** START **

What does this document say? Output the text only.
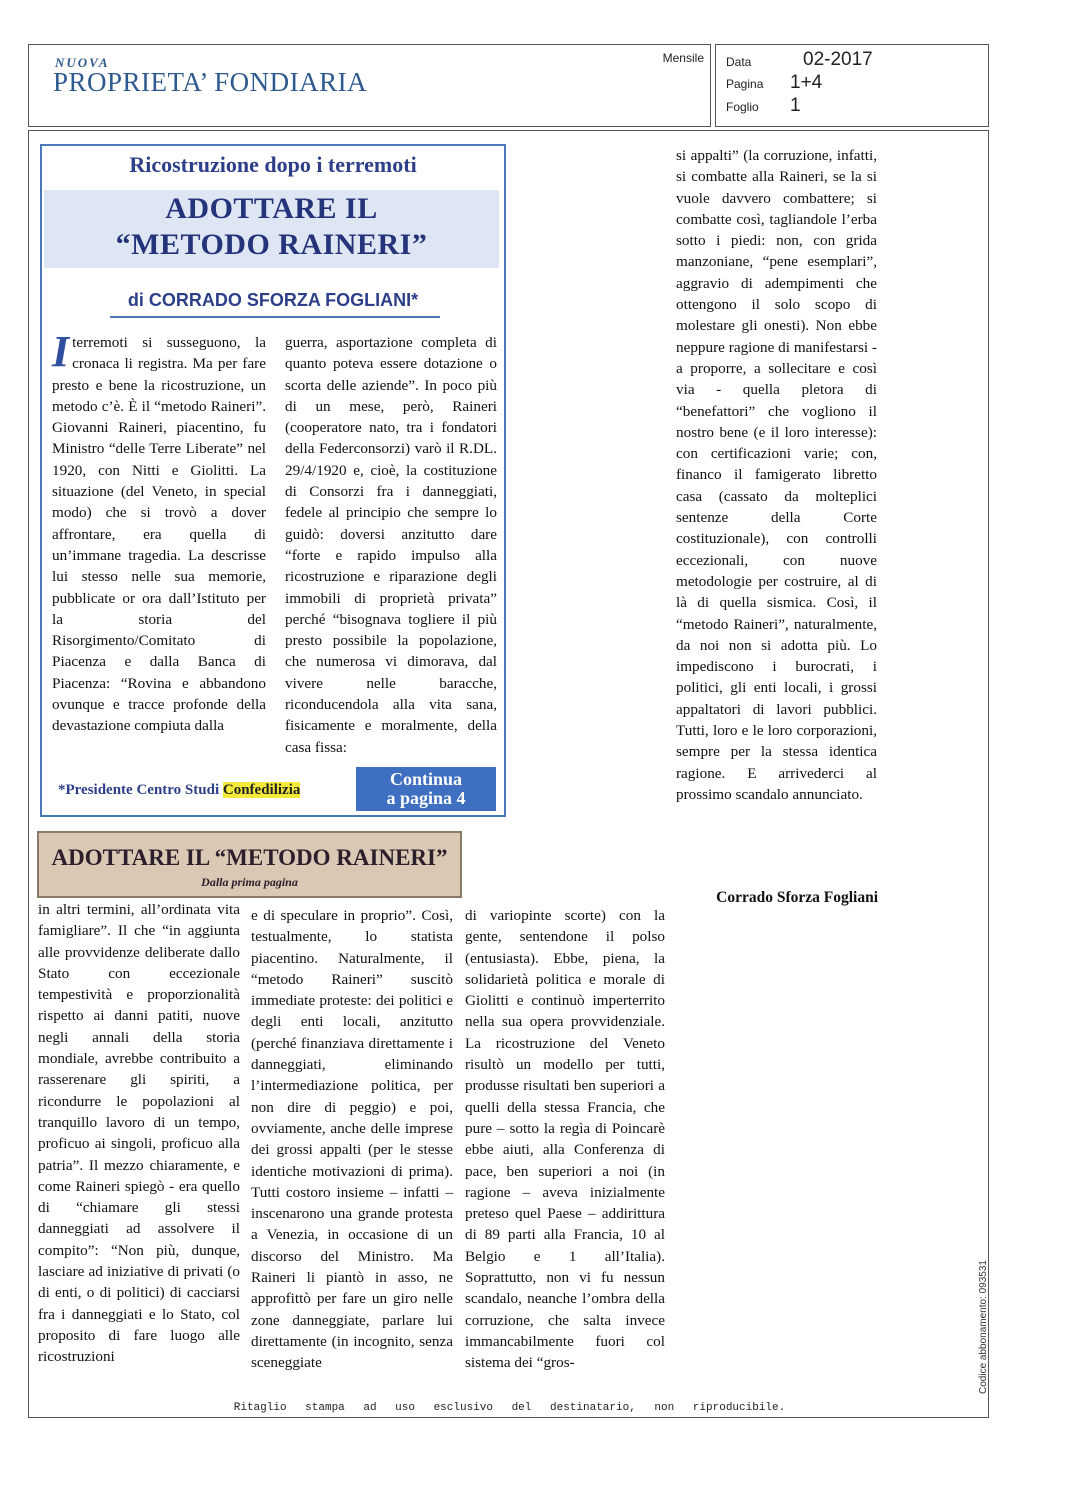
NUOVA
PROPRIETA’ FONDIARIA
Mensile Data	02-2017
Pagina 1+4
Foglio 1
Ritaglio stampa ad uso esclusivo del destinatario, non riproducibile.
Codice abbonamento: 093531
Ricostruzione dopo i terremoti
ADOTTARE IL
“METODO RAINERI”
di CORRADO SFORZA FOGLIANI*
Iterremoti si susseguono, la cronaca li registra. Ma per fare presto e bene la ricostruzione, un metodo c’è. È il “metodo Raineri”. Giovanni Raineri, piacentino, fu Ministro “delle Terre Liberate” nel 1920, con Nitti e Giolitti. La situazione (del Veneto, in special modo) che si trovò a dover affrontare, era quella di un’immane tragedia. La descrisse lui stesso nelle sua memorie, pubblicate or ora dall’Istituto per la storia del Risorgimento/Comitato di Piacenza e dalla Banca di Piacenza: “Rovina e abbandono ovunque e tracce profonde della devastazione compiuta dalla
guerra, asportazione completa di quanto poteva essere dotazione o scorta delle aziende”. In poco più di un mese, però, Raineri (cooperatore nato, tra i fondatori della Federconsorzi) varò il R.DL. 29/4/1920 e, cioè, la costituzione di Consorzi fra i danneggiati, fedele al principio che sempre lo guidò: doversi anzitutto dare “forte e rapido impulso alla ricostruzione e riparazione degli immobili di proprietà privata” perché “bisognava togliere il più presto possibile la popolazione, che numerosa vi dimorava, dal vivere nelle baracche, riconducendola alla vita sana, fisicamente e moralmente, della casa fissa:
*Presidente Centro Studi Confedilizia
Continua
a pagina 4
ADOTTARE IL “METODO RAINERI”
Dalla prima pagina
in altri termini, all’ordinata vita famigliare”. Il che “in aggiunta alle provvidenze deliberate dallo Stato con eccezionale tempestività e proporzionalità rispetto ai danni patiti, nuove negli annali della storia mondiale, avrebbe contribuito a rasserenare gli spiriti, a ricondurre le popolazioni al tranquillo lavoro di un tempo, proficuo ai singoli, proficuo alla patria”. Il mezzo chiaramente, e come Raineri spiegò - era quello di “chiamare gli stessi danneggiati ad assolvere il compito”: “Non più, dunque, lasciare ad iniziative di privati (o di enti, o di politici) di cacciarsi fra i danneggiati e lo Stato, col proposito di fare luogo alle ricostruzioni
e di speculare in proprio”. Così, testualmente, lo statista piacentino. Naturalmente, il “metodo Raineri” suscitò immediate proteste: dei politici e degli enti locali, anzitutto (perché finanziava direttamente i danneggiati, eliminando l’intermediazione politica, per non dire di peggio) e poi, ovviamente, anche delle imprese dei grossi appalti (per le stesse identiche motivazioni di prima). Tutti costoro insieme – infatti – inscenarono una grande protesta a Venezia, in occasione di un discorso del Ministro. Ma Raineri li piantò in asso, ne approfittò per fare un giro nelle zone danneggiate, parlare lui direttamente (in incognito, senza sceneggiate
di variopinte scorte) con la gente, sentendone il polso (entusiasta). Ebbe, piena, la solidarietà politica e morale di Giolitti e continuò imperterrito nella sua opera provvidenziale. La ricostruzione del Veneto risultò un modello per tutti, produsse risultati ben superiori a quelli della stessa Francia, che pure – sotto la regìa di Poincarè ebbe aiuti, alla Conferenza di pace, ben superiori a noi (in ragione – aveva inizialmente preteso quel Paese – addirittura di 89 parti alla Francia, 10 al Belgio e 1 all’Italia). Soprattutto, non vi fu nessun scandalo, neanche l’ombra della corruzione, che salta invece immancabilmente fuori col sistema dei “gros-
si appalti” (la corruzione, infatti, si combatte alla Raineri, se la si vuole davvero combattere; si combatte così, tagliandole l’erba sotto i piedi: non, con grida manzoniane, “pene esemplari”, aggravio di adempimenti che ottengono il solo scopo di molestare gli onesti). Non ebbe neppure ragione di manifestarsi - a proporre, a sollecitare e così via - quella pletora di “benefattori” che vogliono il nostro bene (e il loro interesse): con certificazioni varie; con, financo il famigerato libretto casa (cassato da molteplici sentenze della Corte costituzionale), con controlli eccezionali, con nuove metodologie per costruire, al di là di quella sismica. Così, il “metodo Raineri”, naturalmente, da noi non si adotta più. Lo impediscono i burocrati, i politici, gli enti locali, i grossi appaltatori di lavori pubblici. Tutti, loro e le loro corporazioni, sempre per la stessa identica ragione. E arrivederci al prossimo scandalo annunciato.
Corrado Sforza Fogliani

** END **

• **Objective**:
Reproduce the data word for word, excluding its pictures.

• **Written answer**:
What does this document say? Output the text only.
NUOVA
PROPRIETA’ FONDIARIA
Mensile Data	02-2017
Pagina 1+4
Foglio 1
Ritaglio stampa ad uso esclusivo del destinatario, non riproducibile.
Codice abbonamento: 093531
Ricostruzione dopo i terremoti
ADOTTARE IL
“METODO RAINERI”
di CORRADO SFORZA FOGLIANI*
Iterremoti si susseguono, la cronaca li registra. Ma per fare presto e bene la ricostruzione, un metodo c’è. È il “metodo Raineri”. Giovanni Raineri, piacentino, fu Ministro “delle Terre Liberate” nel 1920, con Nitti e Giolitti. La situazione (del Veneto, in special modo) che si trovò a dover affrontare, era quella di un’immane tragedia. La descrisse lui stesso nelle sua memorie, pubblicate or ora dall’Istituto per la storia del Risorgimento/Comitato di Piacenza e dalla Banca di Piacenza: “Rovina e abbandono ovunque e tracce profonde della devastazione compiuta dalla
guerra, asportazione completa di quanto poteva essere dotazione o scorta delle aziende”. In poco più di un mese, però, Raineri (cooperatore nato, tra i fondatori della Federconsorzi) varò il R.DL. 29/4/1920 e, cioè, la costituzione di Consorzi fra i danneggiati, fedele al principio che sempre lo guidò: doversi anzitutto dare “forte e rapido impulso alla ricostruzione e riparazione degli immobili di proprietà privata” perché “bisognava togliere il più presto possibile la popolazione, che numerosa vi dimorava, dal vivere nelle baracche, riconducendola alla vita sana, fisicamente e moralmente, della casa fissa:
*Presidente Centro Studi Confedilizia
Continua
a pagina 4
ADOTTARE IL “METODO RAINERI”
Dalla prima pagina
in altri termini, all’ordinata vita famigliare”. Il che “in aggiunta alle provvidenze deliberate dallo Stato con eccezionale tempestività e proporzionalità rispetto ai danni patiti, nuove negli annali della storia mondiale, avrebbe contribuito a rasserenare gli spiriti, a ricondurre le popolazioni al tranquillo lavoro di un tempo, proficuo ai singoli, proficuo alla patria”. Il mezzo chiaramente, e come Raineri spiegò - era quello di “chiamare gli stessi danneggiati ad assolvere il compito”: “Non più, dunque, lasciare ad iniziative di privati (o di enti, o di politici) di cacciarsi fra i danneggiati e lo Stato, col proposito di fare luogo alle ricostruzioni
e di speculare in proprio”. Così, testualmente, lo statista piacentino. Naturalmente, il “metodo Raineri” suscitò immediate proteste: dei politici e degli enti locali, anzitutto (perché finanziava direttamente i danneggiati, eliminando l’intermediazione politica, per non dire di peggio) e poi, ovviamente, anche delle imprese dei grossi appalti (per le stesse identiche motivazioni di prima). Tutti costoro insieme – infatti – inscenarono una grande protesta a Venezia, in occasione di un discorso del Ministro. Ma Raineri li piantò in asso, ne approfittò per fare un giro nelle zone danneggiate, parlare lui direttamente (in incognito, senza sceneggiate
di variopinte scorte) con la gente, sentendone il polso (entusiasta). Ebbe, piena, la solidarietà politica e morale di Giolitti e continuò imperterrito nella sua opera provvidenziale. La ricostruzione del Veneto risultò un modello per tutti, produsse risultati ben superiori a quelli della stessa Francia, che pure – sotto la regìa di Poincarè ebbe aiuti, alla Conferenza di pace, ben superiori a noi (in ragione – aveva inizialmente preteso quel Paese – addirittura di 89 parti alla Francia, 10 al Belgio e 1 all’Italia). Soprattutto, non vi fu nessun scandalo, neanche l’ombra della corruzione, che salta invece immancabilmente fuori col sistema dei “gros-
si appalti” (la corruzione, infatti, si combatte alla Raineri, se la si vuole davvero combattere; si combatte così, tagliandole l’erba sotto i piedi: non, con grida manzoniane, “pene esemplari”, aggravio di adempimenti che ottengono il solo scopo di molestare gli onesti). Non ebbe neppure ragione di manifestarsi - a proporre, a sollecitare e così via - quella pletora di “benefattori” che vogliono il nostro bene (e il loro interesse): con certificazioni varie; con, financo il famigerato libretto casa (cassato da molteplici sentenze della Corte costituzionale), con controlli eccezionali, con nuove metodologie per costruire, al di là di quella sismica. Così, il “metodo Raineri”, naturalmente, da noi non si adotta più. Lo impediscono i burocrati, i politici, gli enti locali, i grossi appaltatori di lavori pubblici. Tutti, loro e le loro corporazioni, sempre per la stessa identica ragione. E arrivederci al prossimo scandalo annunciato.
Corrado Sforza Fogliani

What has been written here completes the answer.